■ Directive
Output the full material exactly as it appears here.

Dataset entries
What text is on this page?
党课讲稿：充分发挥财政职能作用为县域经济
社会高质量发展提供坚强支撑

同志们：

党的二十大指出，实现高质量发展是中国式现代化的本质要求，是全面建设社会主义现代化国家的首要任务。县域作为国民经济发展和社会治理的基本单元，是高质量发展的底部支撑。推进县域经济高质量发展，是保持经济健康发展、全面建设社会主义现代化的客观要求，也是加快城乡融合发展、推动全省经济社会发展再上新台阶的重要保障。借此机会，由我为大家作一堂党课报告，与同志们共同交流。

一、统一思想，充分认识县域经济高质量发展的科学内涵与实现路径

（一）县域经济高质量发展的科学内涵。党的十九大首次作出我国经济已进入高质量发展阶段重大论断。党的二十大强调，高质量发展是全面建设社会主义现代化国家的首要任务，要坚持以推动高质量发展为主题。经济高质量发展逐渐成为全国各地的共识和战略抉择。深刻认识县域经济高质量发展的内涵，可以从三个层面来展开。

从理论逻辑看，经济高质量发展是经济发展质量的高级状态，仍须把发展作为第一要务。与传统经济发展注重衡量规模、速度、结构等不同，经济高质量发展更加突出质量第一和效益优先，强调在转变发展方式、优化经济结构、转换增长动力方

■ Response for this exercise
What text is on this page?
党课讲稿：充分发挥财政职能作用为县域经济
社会高质量发展提供坚强支撑

同志们：

党的二十大指出，实现高质量发展是中国式现代化的本质要求，是全面建设社会主义现代化国家的首要任务。县域作为国民经济发展和社会治理的基本单元，是高质量发展的底部支撑。推进县域经济高质量发展，是保持经济健康发展、全面建设社会主义现代化的客观要求，也是加快城乡融合发展、推动全省经济社会发展再上新台阶的重要保障。借此机会，由我为大家作一堂党课报告，与同志们共同交流。

一、统一思想，充分认识县域经济高质量发展的科学内涵与实现路径

（一）县域经济高质量发展的科学内涵。党的十九大首次作出我国经济已进入高质量发展阶段重大论断。党的二十大强调，高质量发展是全面建设社会主义现代化国家的首要任务，要坚持以推动高质量发展为主题。经济高质量发展逐渐成为全国各地的共识和战略抉择。深刻认识县域经济高质量发展的内涵，可以从三个层面来展开。

从理论逻辑看，经济高质量发展是经济发展质量的高级状态，仍须把发展作为第一要务。与传统经济发展注重衡量规模、速度、结构等不同，经济高质量发展更加突出质量第一和效益优先，强调在转变发展方式、优化经济结构、转换增长动力方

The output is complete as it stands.